Quote the stretch of the forum post on signing and encrypting SketchUp extensions from "(Off-topic): Signing &" through "breaking the extension.", word for word.

Source passage ::
_ _ _ _ _

Thise are the extensions that have this problem. I was always against these Listing pages as it puts the cost of advertising on the “little guys” who sell through the EW.


(Off-topic): Signing & Encryption breaks extensions ... [ click to expand ]

Sorry, J.D., I must disagree with ya’ here. The SketchUp Ruby API documentation is quite clear in the use of Sketchup::require. So it isn’t the encryption breaking the extension.

The signing and encryption step does not test or “approve” the extension. Even extensions that will be hosted elsewhere can run their RBZs through this signing process. I’ve done it for free extensions that I’ve only posted in the forums or have hosted on SketchUcation.

:face_with_raised_eyebrow:
But the signing process returns a signed and (optionally) encrypted RBZ. I’ve done it many times.

_ _ _ _ _

Extracted entries ::

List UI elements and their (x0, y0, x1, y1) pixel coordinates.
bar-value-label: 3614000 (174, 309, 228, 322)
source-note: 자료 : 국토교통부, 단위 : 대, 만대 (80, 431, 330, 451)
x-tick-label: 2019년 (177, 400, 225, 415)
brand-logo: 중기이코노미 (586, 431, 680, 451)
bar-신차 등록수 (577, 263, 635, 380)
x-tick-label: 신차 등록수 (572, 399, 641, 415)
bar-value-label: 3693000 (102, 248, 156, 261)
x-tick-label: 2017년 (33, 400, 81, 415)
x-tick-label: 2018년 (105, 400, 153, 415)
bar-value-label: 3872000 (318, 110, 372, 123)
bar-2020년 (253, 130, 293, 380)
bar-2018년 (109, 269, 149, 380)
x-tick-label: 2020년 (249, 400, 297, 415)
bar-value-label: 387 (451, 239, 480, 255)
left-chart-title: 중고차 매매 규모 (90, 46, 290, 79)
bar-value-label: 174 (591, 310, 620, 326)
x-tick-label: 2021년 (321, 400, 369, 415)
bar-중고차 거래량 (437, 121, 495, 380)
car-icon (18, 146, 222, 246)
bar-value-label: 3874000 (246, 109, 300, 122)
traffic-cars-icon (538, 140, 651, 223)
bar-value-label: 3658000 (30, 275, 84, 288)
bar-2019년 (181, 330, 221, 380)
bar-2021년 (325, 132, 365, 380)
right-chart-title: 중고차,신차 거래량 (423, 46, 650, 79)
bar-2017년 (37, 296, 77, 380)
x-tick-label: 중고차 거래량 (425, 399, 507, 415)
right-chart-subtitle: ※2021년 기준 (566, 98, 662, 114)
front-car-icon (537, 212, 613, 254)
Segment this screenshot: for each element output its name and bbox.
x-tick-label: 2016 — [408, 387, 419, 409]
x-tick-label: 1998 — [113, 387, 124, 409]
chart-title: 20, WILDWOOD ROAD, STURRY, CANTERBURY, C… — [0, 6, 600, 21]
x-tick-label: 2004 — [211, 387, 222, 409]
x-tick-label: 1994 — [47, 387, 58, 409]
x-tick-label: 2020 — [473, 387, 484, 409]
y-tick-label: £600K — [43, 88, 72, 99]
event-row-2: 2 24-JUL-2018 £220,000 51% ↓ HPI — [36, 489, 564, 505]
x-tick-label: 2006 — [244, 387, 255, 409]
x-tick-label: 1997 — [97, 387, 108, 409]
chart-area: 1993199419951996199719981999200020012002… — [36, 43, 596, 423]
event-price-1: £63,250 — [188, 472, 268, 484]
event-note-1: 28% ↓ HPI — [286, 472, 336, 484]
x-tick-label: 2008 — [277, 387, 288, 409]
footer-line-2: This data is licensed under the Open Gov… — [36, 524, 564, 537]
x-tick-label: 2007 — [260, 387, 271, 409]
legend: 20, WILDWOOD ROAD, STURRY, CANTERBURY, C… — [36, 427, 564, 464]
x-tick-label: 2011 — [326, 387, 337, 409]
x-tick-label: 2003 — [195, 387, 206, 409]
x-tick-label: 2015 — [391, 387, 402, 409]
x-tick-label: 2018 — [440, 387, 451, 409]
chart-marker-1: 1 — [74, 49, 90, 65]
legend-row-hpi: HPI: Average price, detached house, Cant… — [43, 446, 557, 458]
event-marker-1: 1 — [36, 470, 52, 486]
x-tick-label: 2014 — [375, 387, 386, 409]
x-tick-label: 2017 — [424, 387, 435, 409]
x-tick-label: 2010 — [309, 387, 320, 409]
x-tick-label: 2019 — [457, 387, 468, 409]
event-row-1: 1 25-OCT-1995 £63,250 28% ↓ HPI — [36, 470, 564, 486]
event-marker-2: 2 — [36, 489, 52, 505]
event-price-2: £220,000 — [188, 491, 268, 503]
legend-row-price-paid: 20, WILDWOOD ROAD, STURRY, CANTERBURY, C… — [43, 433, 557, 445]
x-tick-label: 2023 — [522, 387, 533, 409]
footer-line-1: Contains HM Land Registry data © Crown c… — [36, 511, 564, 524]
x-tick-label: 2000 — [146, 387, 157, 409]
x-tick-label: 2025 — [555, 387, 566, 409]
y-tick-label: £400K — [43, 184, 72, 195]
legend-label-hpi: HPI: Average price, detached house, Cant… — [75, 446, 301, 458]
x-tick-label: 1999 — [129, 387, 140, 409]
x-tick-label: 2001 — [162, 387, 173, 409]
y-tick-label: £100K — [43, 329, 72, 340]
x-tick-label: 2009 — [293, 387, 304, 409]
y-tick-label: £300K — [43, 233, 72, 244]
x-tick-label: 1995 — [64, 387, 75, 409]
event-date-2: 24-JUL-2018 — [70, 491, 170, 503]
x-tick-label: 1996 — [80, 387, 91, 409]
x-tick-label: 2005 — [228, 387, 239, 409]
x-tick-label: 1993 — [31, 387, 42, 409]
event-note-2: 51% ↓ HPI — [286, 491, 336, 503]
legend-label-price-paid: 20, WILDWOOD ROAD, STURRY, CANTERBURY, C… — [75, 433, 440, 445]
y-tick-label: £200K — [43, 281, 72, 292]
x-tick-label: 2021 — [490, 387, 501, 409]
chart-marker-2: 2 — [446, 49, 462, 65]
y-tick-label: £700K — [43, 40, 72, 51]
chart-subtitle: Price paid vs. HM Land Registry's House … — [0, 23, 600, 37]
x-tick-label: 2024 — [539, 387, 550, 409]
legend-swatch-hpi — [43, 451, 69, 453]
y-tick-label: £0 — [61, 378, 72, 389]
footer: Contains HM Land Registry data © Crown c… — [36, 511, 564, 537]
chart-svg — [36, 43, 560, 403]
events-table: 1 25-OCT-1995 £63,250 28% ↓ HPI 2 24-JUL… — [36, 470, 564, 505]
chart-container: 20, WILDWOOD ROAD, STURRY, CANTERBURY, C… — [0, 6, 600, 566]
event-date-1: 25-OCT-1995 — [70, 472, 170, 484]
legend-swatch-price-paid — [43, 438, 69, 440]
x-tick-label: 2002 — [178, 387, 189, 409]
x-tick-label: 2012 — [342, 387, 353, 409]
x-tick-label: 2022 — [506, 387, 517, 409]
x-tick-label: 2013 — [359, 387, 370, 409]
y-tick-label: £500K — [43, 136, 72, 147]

_ _ _ _ _

Exercise solution ::
(Off-topic): Signing & Encryption breaks extensions ... [ click to expand ]

Sorry, J.D., I must disagree with ya’ here. The SketchUp Ruby API documentation is quite clear in the use of Sketchup::require. So it isn’t the encryption breaking the extension.